Material for this exercise:
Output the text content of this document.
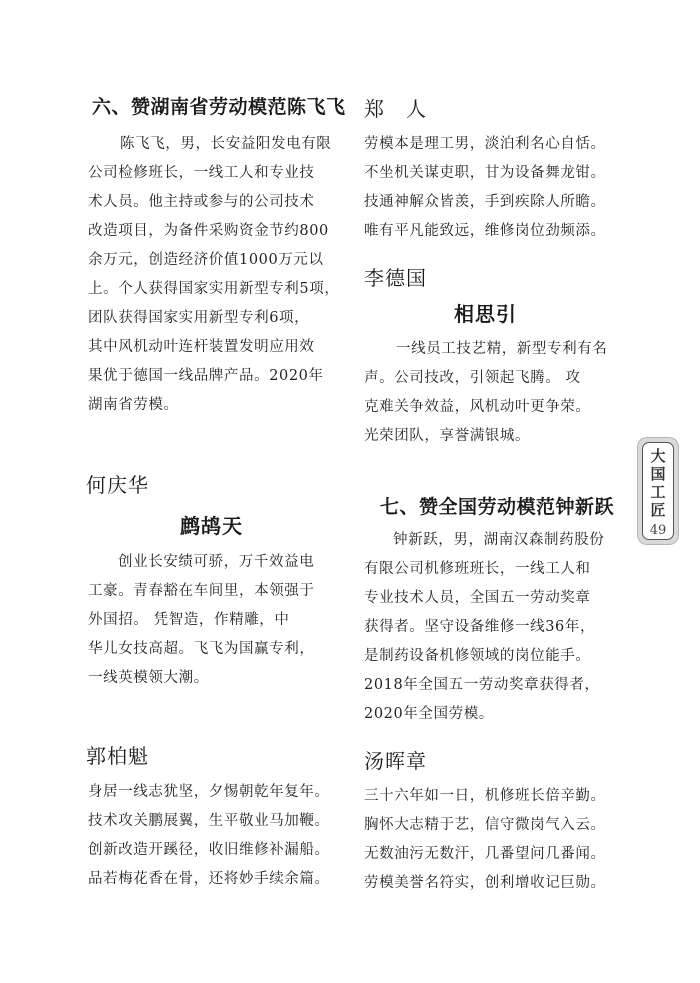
六、赞湖南省劳动模范陈飞飞

陈飞飞，男，长安益阳发电有限

公司检修班长，一线工人和专业技

术人员。他主持或参与的公司技术

改造项目，为备件采购资金节约800

余万元，创造经济价值1000万元以

上。个人获得国家实用新型专利5项，

团队获得国家实用新型专利6项，

其中风机动叶连杆装置发明应用效

果优于德国一线品牌产品。2020年

湖南省劳模。

何庆华
鹧鸪天

创业长安绩可骄，万千效益电

工豪。青春豁在车间里，本领强于

外国招。 凭智造，作精雕，中

华儿女技高超。飞飞为国赢专利，

一线英模领大潮。

郭柏魁

身居一线志犹坚，夕惕朝乾年复年。

技术攻关鹏展翼，生平敬业马加鞭。

创新改造开蹊径，收旧维修补漏船。

品若梅花香在骨，还将妙手续余篇。

郑　人

劳模本是理工男，淡泊利名心自恬。

不坐机关谋吏职，甘为设备舞龙钳。

技通神解众皆羡，手到疾除人所瞻。

唯有平凡能致远，维修岗位劲频添。

李德国
相思引

一线员工技艺精，新型专利有名

声。公司技改，引领起飞腾。 攻

克难关争效益，风机动叶更争荣。

光荣团队，享誉满银城。

七、赞全国劳动模范钟新跃

钟新跃，男，湖南汉森制药股份

有限公司机修班班长，一线工人和

专业技术人员，全国五一劳动奖章

获得者。坚守设备维修一线36年，

是制药设备机修领域的岗位能手。

2018年全国五一劳动奖章获得者，

2020年全国劳模。

汤晖章

三十六年如一日，机修班长倍辛勤。

胸怀大志精于艺，信守微岗气入云。

无数油污无数汗，几番望问几番闻。

劳模美誉名符实，创利增收记巨勋。

大
国
工
匠
49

Brief: Retype the entries word for word. Omit any images.

Response to this task:
Output the text content of this document.
六、赞湖南省劳动模范陈飞飞

陈飞飞，男，长安益阳发电有限

公司检修班长，一线工人和专业技

术人员。他主持或参与的公司技术

改造项目，为备件采购资金节约800

余万元，创造经济价值1000万元以

上。个人获得国家实用新型专利5项，

团队获得国家实用新型专利6项，

其中风机动叶连杆装置发明应用效

果优于德国一线品牌产品。2020年

湖南省劳模。

何庆华
鹧鸪天

创业长安绩可骄，万千效益电

工豪。青春豁在车间里，本领强于

外国招。 凭智造，作精雕，中

华儿女技高超。飞飞为国赢专利，

一线英模领大潮。

郭柏魁

身居一线志犹坚，夕惕朝乾年复年。

技术攻关鹏展翼，生平敬业马加鞭。

创新改造开蹊径，收旧维修补漏船。

品若梅花香在骨，还将妙手续余篇。

郑　人

劳模本是理工男，淡泊利名心自恬。

不坐机关谋吏职，甘为设备舞龙钳。

技通神解众皆羡，手到疾除人所瞻。

唯有平凡能致远，维修岗位劲频添。

李德国
相思引

一线员工技艺精，新型专利有名

声。公司技改，引领起飞腾。 攻

克难关争效益，风机动叶更争荣。

光荣团队，享誉满银城。

七、赞全国劳动模范钟新跃

钟新跃，男，湖南汉森制药股份

有限公司机修班班长，一线工人和

专业技术人员，全国五一劳动奖章

获得者。坚守设备维修一线36年，

是制药设备机修领域的岗位能手。

2018年全国五一劳动奖章获得者，

2020年全国劳模。

汤晖章

三十六年如一日，机修班长倍辛勤。

胸怀大志精于艺，信守微岗气入云。

无数油污无数汗，几番望问几番闻。

劳模美誉名符实，创利增收记巨勋。

大
国
工
匠
49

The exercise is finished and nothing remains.